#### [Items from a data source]
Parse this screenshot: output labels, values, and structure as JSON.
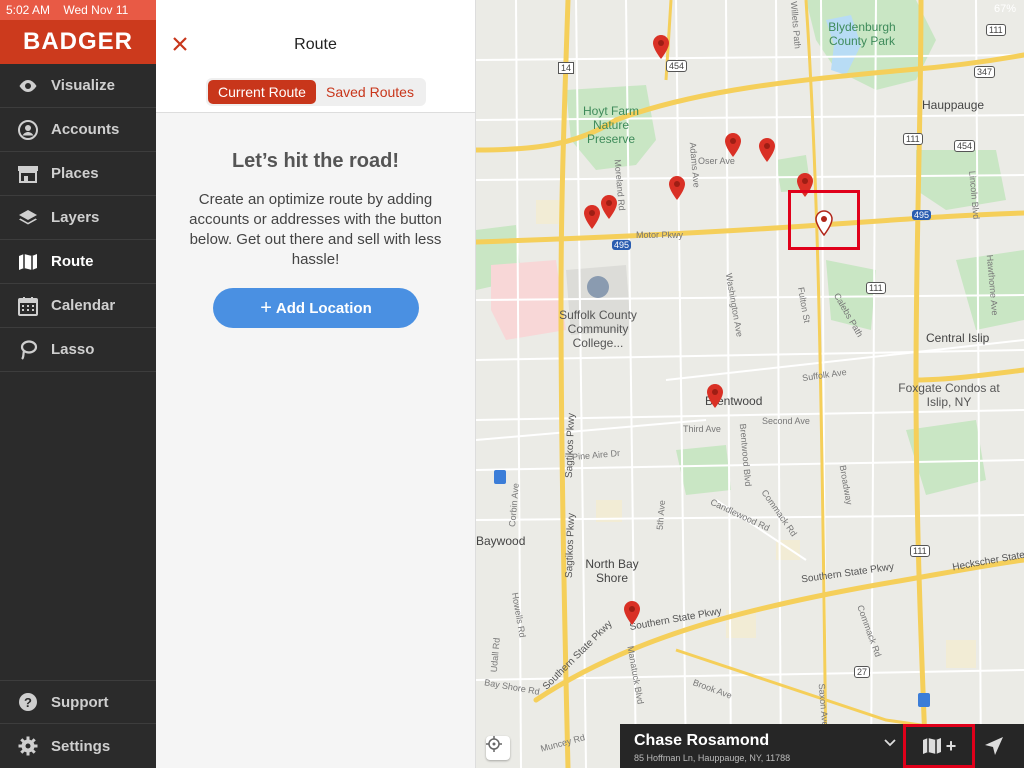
{
  "status": {
    "time": "5:02 AM",
    "date": "Wed Nov 11",
    "battery": "67%"
  },
  "brand": {
    "name": "BADGER",
    "color": "#cc3a1d"
  },
  "sidebar": {
    "items": [
      {
        "label": "Visualize",
        "icon": "eye-icon"
      },
      {
        "label": "Accounts",
        "icon": "person-icon"
      },
      {
        "label": "Places",
        "icon": "storefront-icon"
      },
      {
        "label": "Layers",
        "icon": "layers-icon"
      },
      {
        "label": "Route",
        "icon": "map-icon",
        "active": true
      },
      {
        "label": "Calendar",
        "icon": "calendar-icon"
      },
      {
        "label": "Lasso",
        "icon": "lasso-icon"
      }
    ],
    "bottom": [
      {
        "label": "Support",
        "icon": "help-icon"
      },
      {
        "label": "Settings",
        "icon": "gear-icon"
      }
    ]
  },
  "route": {
    "title": "Route",
    "tabs": [
      "Current Route",
      "Saved Routes"
    ],
    "active_tab": "Current Route",
    "empty_title": "Let’s hit the road!",
    "empty_body": "Create an optimize route by adding accounts or addresses with the button below. Get out there and sell with less hassle!",
    "add_button": "Add Location",
    "accent": "#c8361b",
    "button_color": "#4a90e2"
  },
  "map": {
    "labels": {
      "blydenburgh": "Blydenburgh County Park",
      "hauppauge": "Hauppauge",
      "hoyt": "Hoyt Farm Nature Preserve",
      "suffolk": "Suffolk County Community College...",
      "central_islip": "Central Islip",
      "foxgate": "Foxgate Condos at Islip, NY",
      "brentwood": "Brentwood",
      "baywood": "Baywood",
      "north_bay_shore": "North Bay Shore",
      "sagtikos": "Sagtikos Pkwy",
      "sagtikos2": "Sagtikos Pkwy",
      "southern_state": "Southern State Pkwy",
      "southern_state2": "Southern State Pkwy",
      "southern_state3": "Southern State Pkwy",
      "heckscher": "Heckscher State",
      "motor_pkwy": "Motor Pkwy",
      "oser": "Oser Ave",
      "suffolk_ave": "Suffolk Ave",
      "third_ave": "Third Ave",
      "second_ave": "Second Ave",
      "pine_aire": "Pine Aire Dr",
      "candlewood": "Candlewood Rd",
      "commack_rd": "Commack Rd",
      "broadway": "Broadway",
      "brook_ave": "Brook Ave",
      "muncey": "Muncey Rd",
      "bay_shore_rd": "Bay Shore Rd",
      "fulton": "Fulton St",
      "calebs": "Calebs Path",
      "washington": "Washington Ave",
      "brentwood_blvd": "Brentwood Blvd",
      "fifth_ave": "5th Ave",
      "corbin": "Corbin Ave",
      "howells": "Howells Rd",
      "udall": "Udall Rd",
      "manatuck": "Manatuck Blvd",
      "saxon": "Saxon Ave",
      "lincoln": "Lincoln Blvd",
      "hawthorne": "Hawthorne Ave",
      "commack_rd2": "Commack Rd",
      "adams": "Adams Ave",
      "moreland": "Moreland Rd",
      "willets": "Willets Path"
    },
    "shields": {
      "r454a": "454",
      "r454b": "454",
      "r14": "14",
      "r111a": "111",
      "r111b": "111",
      "r111c": "111",
      "r111d": "111",
      "r347": "347",
      "r495a": "495",
      "r495b": "495",
      "r27": "27"
    },
    "pin_color": "#d93025"
  },
  "account": {
    "name": "Chase Rosamond",
    "address": "85 Hoffman Ln, Hauppauge, NY, 11788"
  }
}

#### [Prompt]
Give the data again exactly as written, with all pictures left out.

#### [Solved problem]
Parse this screenshot: output labels, values, and structure as JSON.
{
  "status": {
    "time": "5:02 AM",
    "date": "Wed Nov 11",
    "battery": "67%"
  },
  "brand": {
    "name": "BADGER",
    "color": "#cc3a1d"
  },
  "sidebar": {
    "items": [
      {
        "label": "Visualize",
        "icon": "eye-icon"
      },
      {
        "label": "Accounts",
        "icon": "person-icon"
      },
      {
        "label": "Places",
        "icon": "storefront-icon"
      },
      {
        "label": "Layers",
        "icon": "layers-icon"
      },
      {
        "label": "Route",
        "icon": "map-icon",
        "active": true
      },
      {
        "label": "Calendar",
        "icon": "calendar-icon"
      },
      {
        "label": "Lasso",
        "icon": "lasso-icon"
      }
    ],
    "bottom": [
      {
        "label": "Support",
        "icon": "help-icon"
      },
      {
        "label": "Settings",
        "icon": "gear-icon"
      }
    ]
  },
  "route": {
    "title": "Route",
    "tabs": [
      "Current Route",
      "Saved Routes"
    ],
    "active_tab": "Current Route",
    "empty_title": "Let’s hit the road!",
    "empty_body": "Create an optimize route by adding accounts or addresses with the button below. Get out there and sell with less hassle!",
    "add_button": "Add Location",
    "accent": "#c8361b",
    "button_color": "#4a90e2"
  },
  "map": {
    "labels": {
      "blydenburgh": "Blydenburgh County Park",
      "hauppauge": "Hauppauge",
      "hoyt": "Hoyt Farm Nature Preserve",
      "suffolk": "Suffolk County Community College...",
      "central_islip": "Central Islip",
      "foxgate": "Foxgate Condos at Islip, NY",
      "brentwood": "Brentwood",
      "baywood": "Baywood",
      "north_bay_shore": "North Bay Shore",
      "sagtikos": "Sagtikos Pkwy",
      "sagtikos2": "Sagtikos Pkwy",
      "southern_state": "Southern State Pkwy",
      "southern_state2": "Southern State Pkwy",
      "southern_state3": "Southern State Pkwy",
      "heckscher": "Heckscher State",
      "motor_pkwy": "Motor Pkwy",
      "oser": "Oser Ave",
      "suffolk_ave": "Suffolk Ave",
      "third_ave": "Third Ave",
      "second_ave": "Second Ave",
      "pine_aire": "Pine Aire Dr",
      "candlewood": "Candlewood Rd",
      "commack_rd": "Commack Rd",
      "broadway": "Broadway",
      "brook_ave": "Brook Ave",
      "muncey": "Muncey Rd",
      "bay_shore_rd": "Bay Shore Rd",
      "fulton": "Fulton St",
      "calebs": "Calebs Path",
      "washington": "Washington Ave",
      "brentwood_blvd": "Brentwood Blvd",
      "fifth_ave": "5th Ave",
      "corbin": "Corbin Ave",
      "howells": "Howells Rd",
      "udall": "Udall Rd",
      "manatuck": "Manatuck Blvd",
      "saxon": "Saxon Ave",
      "lincoln": "Lincoln Blvd",
      "hawthorne": "Hawthorne Ave",
      "commack_rd2": "Commack Rd",
      "adams": "Adams Ave",
      "moreland": "Moreland Rd",
      "willets": "Willets Path"
    },
    "shields": {
      "r454a": "454",
      "r454b": "454",
      "r14": "14",
      "r111a": "111",
      "r111b": "111",
      "r111c": "111",
      "r111d": "111",
      "r347": "347",
      "r495a": "495",
      "r495b": "495",
      "r27": "27"
    },
    "pin_color": "#d93025"
  },
  "account": {
    "name": "Chase Rosamond",
    "address": "85 Hoffman Ln, Hauppauge, NY, 11788"
  }
}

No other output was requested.